## INSTRUCTIONS FOR THE TASK
Your answer is a single number: the count of lines that contain the string "argument".

— Start —

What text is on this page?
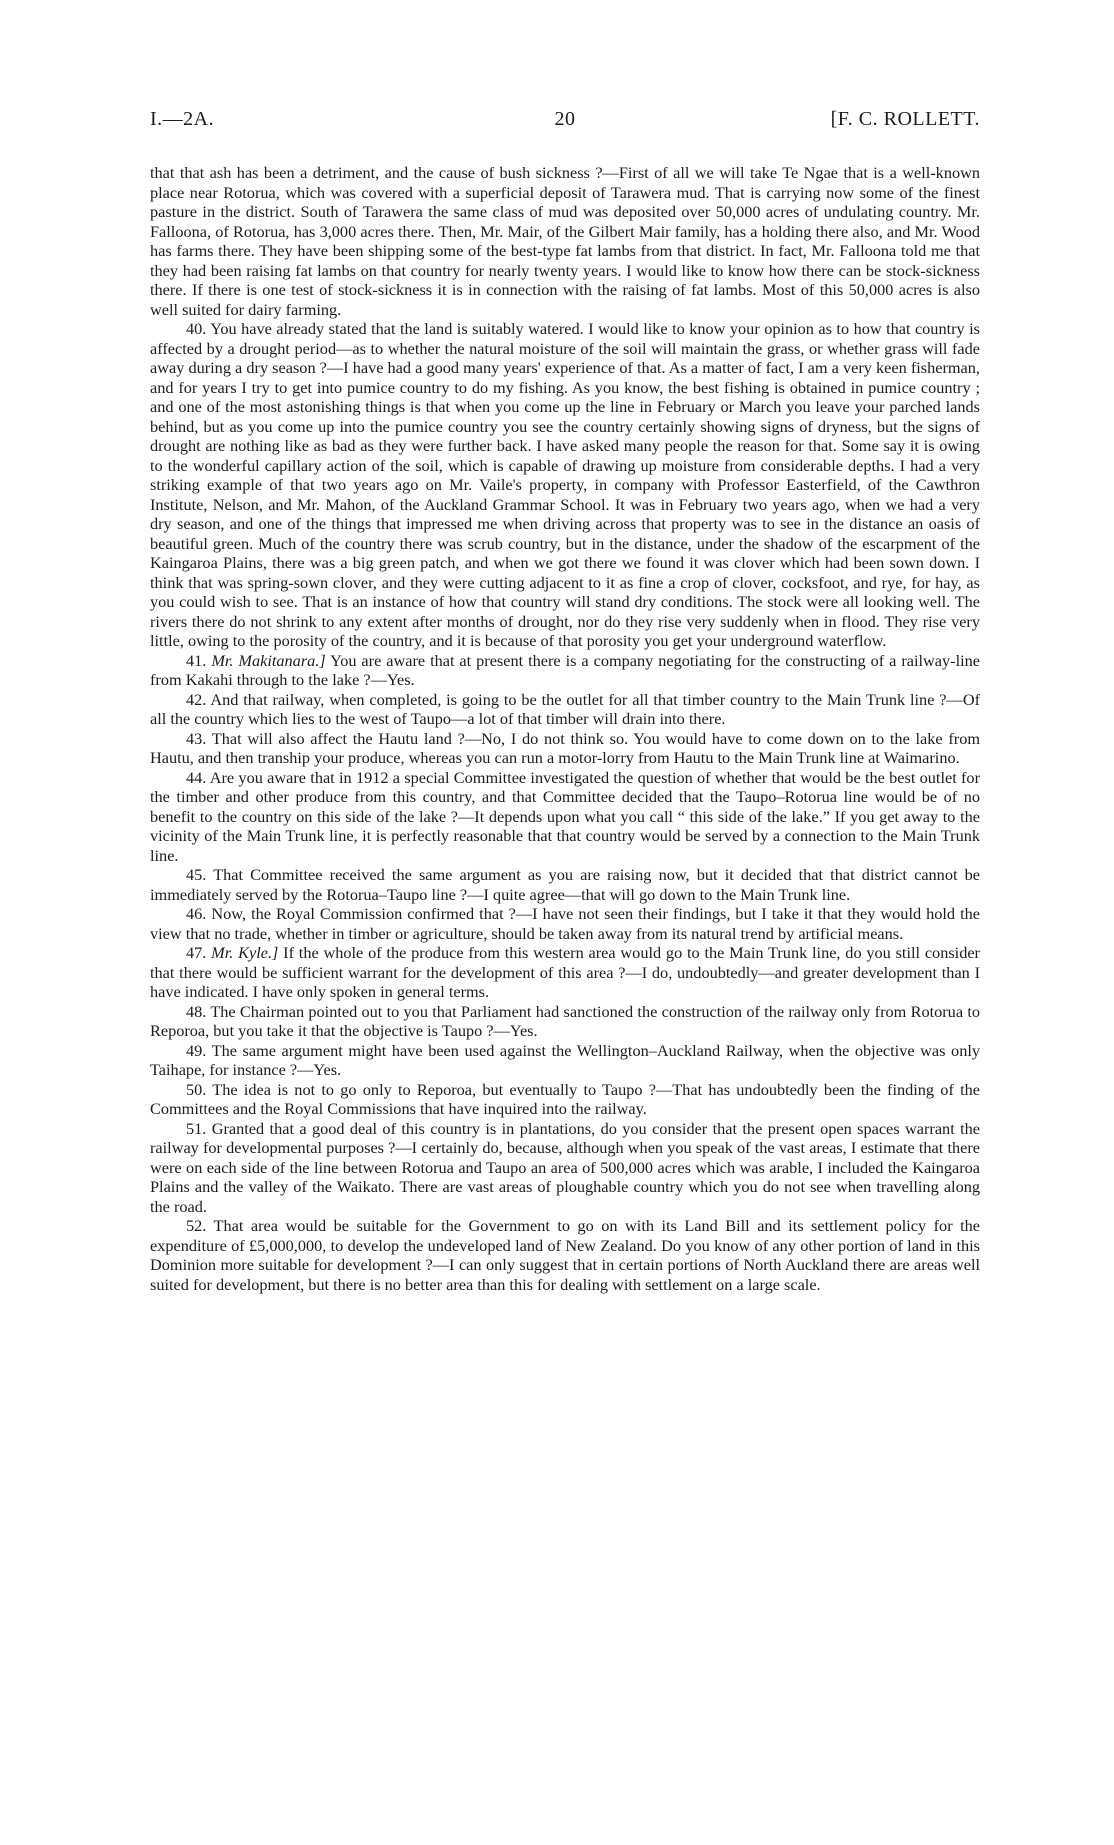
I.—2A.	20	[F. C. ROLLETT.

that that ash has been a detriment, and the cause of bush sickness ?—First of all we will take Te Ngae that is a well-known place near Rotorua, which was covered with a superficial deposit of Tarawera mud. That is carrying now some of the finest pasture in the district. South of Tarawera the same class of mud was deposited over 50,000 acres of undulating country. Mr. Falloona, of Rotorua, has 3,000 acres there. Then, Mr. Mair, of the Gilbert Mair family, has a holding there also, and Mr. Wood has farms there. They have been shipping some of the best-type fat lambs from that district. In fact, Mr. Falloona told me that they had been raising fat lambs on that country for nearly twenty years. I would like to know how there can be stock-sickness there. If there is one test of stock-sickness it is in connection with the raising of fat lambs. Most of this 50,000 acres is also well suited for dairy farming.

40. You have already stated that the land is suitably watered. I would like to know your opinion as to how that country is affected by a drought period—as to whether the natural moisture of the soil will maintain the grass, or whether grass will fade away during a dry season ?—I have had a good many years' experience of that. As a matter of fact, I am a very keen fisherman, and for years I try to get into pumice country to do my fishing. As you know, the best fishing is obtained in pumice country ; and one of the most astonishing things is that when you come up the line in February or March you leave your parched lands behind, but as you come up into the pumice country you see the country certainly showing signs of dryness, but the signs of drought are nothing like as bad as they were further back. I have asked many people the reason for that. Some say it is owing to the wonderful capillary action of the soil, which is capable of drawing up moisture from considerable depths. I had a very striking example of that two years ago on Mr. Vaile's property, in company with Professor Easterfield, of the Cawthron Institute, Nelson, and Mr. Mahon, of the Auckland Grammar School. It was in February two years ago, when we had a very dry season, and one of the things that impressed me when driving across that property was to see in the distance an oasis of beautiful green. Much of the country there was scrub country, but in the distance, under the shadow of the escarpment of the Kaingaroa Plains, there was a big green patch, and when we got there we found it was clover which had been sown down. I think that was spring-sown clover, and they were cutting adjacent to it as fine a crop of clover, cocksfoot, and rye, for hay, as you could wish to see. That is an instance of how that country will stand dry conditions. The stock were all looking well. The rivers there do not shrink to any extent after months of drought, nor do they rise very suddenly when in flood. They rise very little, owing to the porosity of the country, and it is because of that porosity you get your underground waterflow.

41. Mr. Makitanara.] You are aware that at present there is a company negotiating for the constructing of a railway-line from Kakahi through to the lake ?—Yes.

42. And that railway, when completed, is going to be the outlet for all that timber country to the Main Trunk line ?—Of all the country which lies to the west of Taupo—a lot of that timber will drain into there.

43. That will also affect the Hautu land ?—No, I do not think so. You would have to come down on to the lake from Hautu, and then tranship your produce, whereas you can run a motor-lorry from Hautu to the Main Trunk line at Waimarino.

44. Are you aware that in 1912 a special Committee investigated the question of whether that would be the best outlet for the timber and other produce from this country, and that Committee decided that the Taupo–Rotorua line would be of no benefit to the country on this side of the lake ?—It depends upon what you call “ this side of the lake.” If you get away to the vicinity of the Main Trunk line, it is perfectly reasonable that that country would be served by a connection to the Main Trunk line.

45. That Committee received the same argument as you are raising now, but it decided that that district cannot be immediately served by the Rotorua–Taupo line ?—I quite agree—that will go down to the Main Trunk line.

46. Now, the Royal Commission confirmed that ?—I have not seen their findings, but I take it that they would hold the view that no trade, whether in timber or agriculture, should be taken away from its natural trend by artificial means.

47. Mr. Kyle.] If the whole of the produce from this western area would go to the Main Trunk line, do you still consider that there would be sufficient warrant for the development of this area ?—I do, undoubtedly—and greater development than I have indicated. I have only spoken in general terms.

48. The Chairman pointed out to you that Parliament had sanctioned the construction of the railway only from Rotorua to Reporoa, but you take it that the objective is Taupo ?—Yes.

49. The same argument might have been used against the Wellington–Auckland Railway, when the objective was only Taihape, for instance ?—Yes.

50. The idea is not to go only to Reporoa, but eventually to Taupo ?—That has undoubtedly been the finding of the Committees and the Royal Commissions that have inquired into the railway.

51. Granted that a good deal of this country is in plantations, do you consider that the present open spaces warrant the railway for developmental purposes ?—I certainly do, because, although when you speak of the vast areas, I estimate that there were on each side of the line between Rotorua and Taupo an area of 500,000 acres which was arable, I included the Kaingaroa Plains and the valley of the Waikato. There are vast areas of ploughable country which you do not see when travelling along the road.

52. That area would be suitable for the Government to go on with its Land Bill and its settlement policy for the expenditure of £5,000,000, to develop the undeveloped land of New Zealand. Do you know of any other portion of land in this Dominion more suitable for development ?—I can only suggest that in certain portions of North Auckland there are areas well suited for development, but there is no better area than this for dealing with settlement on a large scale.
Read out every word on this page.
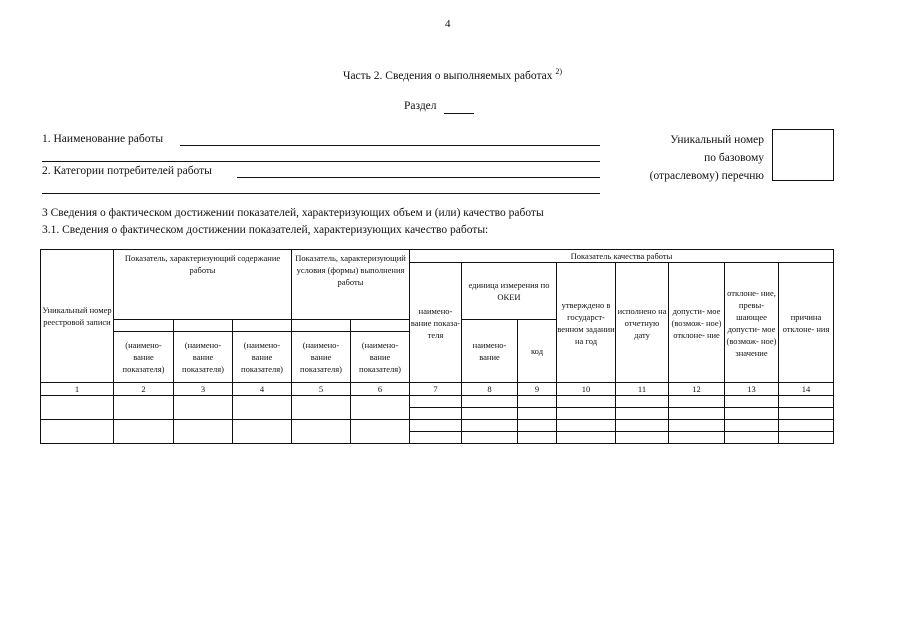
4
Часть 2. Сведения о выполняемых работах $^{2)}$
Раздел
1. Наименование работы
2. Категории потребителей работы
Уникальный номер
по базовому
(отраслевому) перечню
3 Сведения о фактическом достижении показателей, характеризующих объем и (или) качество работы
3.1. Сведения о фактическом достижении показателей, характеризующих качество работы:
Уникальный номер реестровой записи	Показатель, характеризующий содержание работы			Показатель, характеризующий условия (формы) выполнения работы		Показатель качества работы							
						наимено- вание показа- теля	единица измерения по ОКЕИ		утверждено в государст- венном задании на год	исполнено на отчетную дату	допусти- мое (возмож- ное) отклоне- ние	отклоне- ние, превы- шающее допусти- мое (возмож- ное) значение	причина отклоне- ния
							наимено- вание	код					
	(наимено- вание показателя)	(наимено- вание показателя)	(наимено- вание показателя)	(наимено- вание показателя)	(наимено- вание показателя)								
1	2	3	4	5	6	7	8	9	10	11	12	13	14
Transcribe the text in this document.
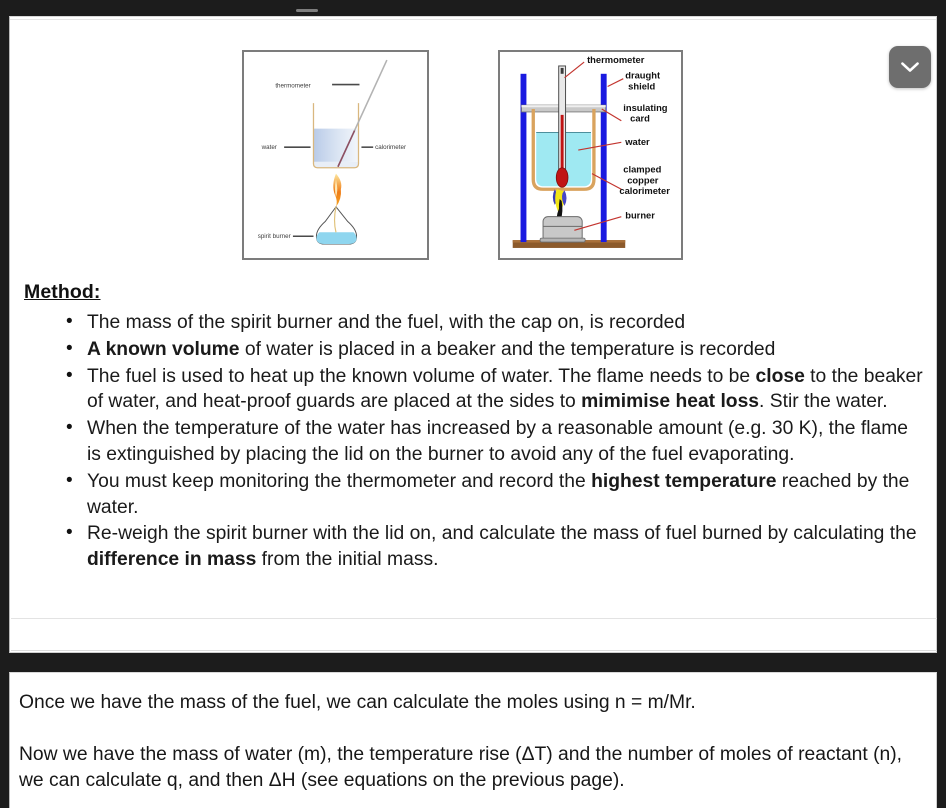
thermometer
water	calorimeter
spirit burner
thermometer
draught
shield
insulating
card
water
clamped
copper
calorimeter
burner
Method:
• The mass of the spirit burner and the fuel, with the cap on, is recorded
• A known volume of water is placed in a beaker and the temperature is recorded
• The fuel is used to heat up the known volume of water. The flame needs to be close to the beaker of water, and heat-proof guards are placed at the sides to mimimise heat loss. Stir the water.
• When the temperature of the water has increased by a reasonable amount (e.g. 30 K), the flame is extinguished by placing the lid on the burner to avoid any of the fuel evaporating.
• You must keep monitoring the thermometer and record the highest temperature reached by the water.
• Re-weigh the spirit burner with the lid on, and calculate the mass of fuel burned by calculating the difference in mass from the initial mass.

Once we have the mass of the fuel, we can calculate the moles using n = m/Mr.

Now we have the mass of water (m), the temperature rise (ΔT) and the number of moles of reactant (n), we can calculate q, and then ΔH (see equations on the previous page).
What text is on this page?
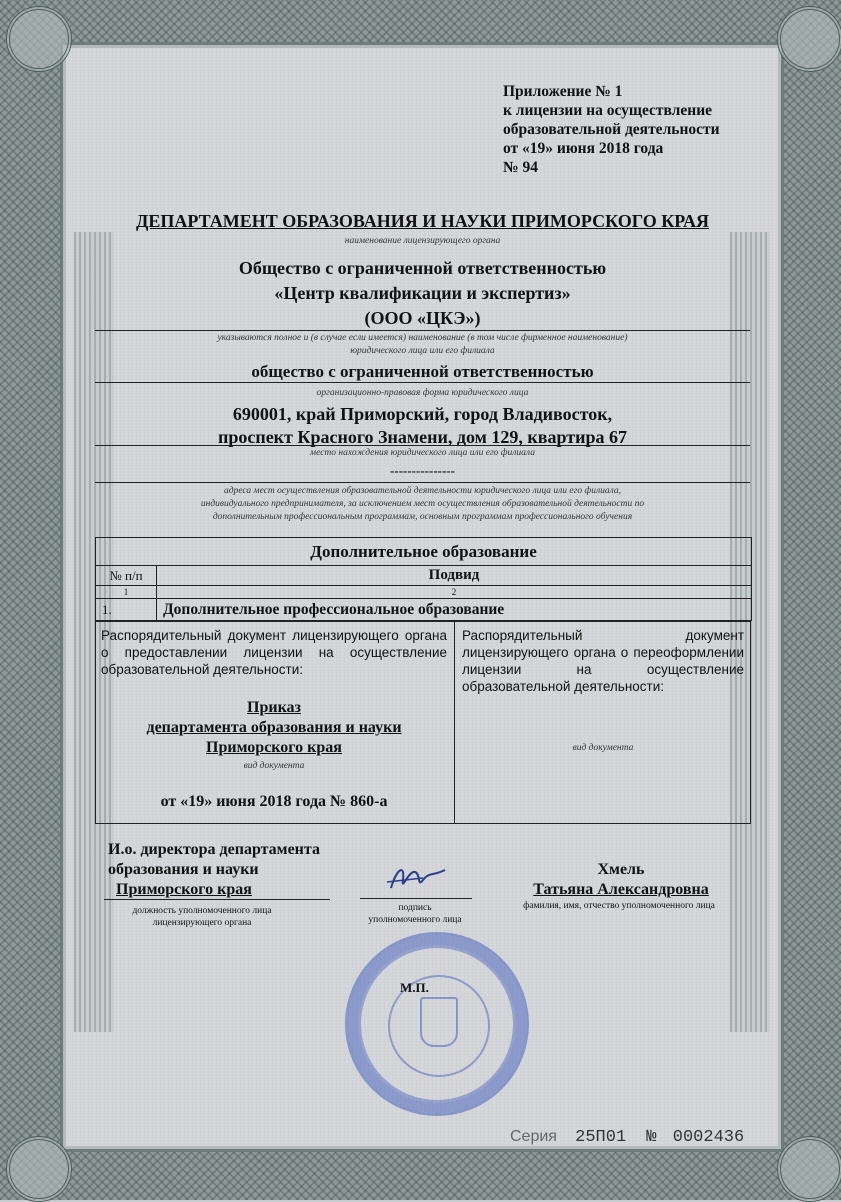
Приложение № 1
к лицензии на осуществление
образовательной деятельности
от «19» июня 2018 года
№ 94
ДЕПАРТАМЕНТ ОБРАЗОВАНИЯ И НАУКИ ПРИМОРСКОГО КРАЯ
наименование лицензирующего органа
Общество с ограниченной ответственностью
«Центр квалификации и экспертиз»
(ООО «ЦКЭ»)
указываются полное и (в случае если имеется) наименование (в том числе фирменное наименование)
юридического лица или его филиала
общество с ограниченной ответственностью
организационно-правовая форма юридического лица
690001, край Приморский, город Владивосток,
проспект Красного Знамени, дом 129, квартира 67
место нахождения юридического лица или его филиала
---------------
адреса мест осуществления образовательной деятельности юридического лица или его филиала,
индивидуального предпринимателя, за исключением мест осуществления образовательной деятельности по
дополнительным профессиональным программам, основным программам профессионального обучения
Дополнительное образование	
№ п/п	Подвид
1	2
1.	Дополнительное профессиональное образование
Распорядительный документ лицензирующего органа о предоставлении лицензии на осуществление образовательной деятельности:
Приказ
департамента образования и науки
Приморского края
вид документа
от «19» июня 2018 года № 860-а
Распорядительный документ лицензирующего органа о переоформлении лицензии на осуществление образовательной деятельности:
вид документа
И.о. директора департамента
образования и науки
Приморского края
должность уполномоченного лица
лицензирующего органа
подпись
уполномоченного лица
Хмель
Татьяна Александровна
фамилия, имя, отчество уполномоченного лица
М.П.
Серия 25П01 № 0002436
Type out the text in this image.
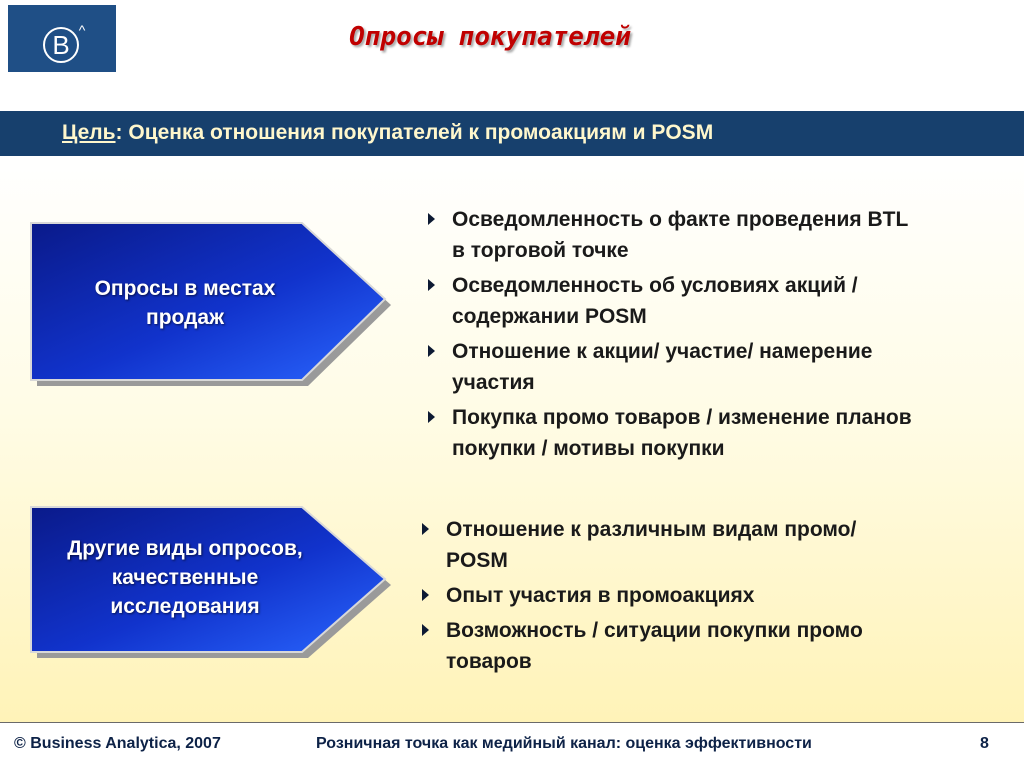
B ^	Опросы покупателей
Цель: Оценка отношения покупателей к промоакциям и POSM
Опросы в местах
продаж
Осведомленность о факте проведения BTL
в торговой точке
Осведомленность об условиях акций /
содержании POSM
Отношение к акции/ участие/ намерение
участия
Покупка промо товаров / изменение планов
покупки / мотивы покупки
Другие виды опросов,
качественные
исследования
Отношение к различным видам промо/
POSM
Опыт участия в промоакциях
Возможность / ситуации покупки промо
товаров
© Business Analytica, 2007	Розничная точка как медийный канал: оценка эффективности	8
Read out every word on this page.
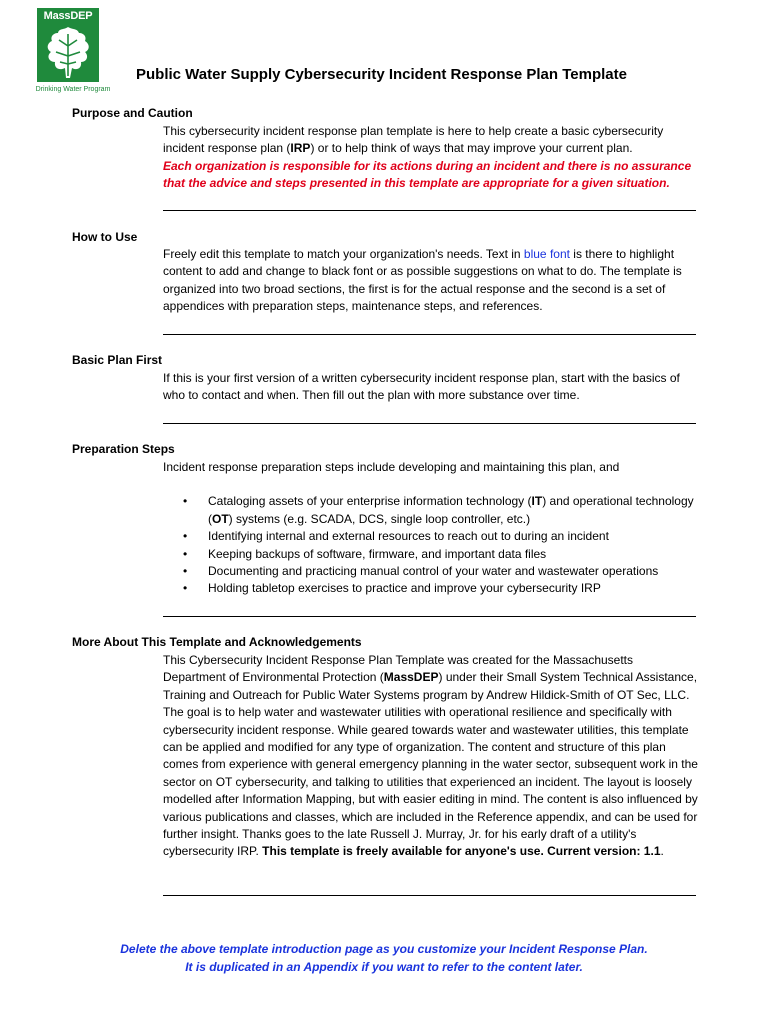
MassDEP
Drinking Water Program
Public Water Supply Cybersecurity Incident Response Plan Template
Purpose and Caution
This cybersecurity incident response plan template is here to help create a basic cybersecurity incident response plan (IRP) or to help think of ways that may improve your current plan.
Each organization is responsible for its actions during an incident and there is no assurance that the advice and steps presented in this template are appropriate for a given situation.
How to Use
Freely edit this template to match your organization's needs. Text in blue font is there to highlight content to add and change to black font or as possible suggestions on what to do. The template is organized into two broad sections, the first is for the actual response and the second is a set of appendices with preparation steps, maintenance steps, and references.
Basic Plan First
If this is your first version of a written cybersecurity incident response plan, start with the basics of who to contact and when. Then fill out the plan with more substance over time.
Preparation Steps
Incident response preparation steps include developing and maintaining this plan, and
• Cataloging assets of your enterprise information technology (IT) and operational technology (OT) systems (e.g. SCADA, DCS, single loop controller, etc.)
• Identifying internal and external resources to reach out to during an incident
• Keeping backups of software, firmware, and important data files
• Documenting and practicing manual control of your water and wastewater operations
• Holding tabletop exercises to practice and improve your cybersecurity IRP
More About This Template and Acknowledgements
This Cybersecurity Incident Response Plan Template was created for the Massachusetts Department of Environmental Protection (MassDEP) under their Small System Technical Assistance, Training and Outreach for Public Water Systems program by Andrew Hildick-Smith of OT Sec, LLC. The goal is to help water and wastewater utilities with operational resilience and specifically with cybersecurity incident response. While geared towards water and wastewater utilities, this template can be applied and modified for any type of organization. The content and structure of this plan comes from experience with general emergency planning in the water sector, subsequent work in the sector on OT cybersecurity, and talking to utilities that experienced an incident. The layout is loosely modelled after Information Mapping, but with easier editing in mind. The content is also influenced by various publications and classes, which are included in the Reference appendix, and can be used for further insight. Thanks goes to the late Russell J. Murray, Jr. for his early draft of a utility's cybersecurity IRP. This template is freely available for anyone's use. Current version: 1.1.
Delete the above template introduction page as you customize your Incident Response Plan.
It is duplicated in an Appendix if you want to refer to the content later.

— End —

## FINAL RESULT
2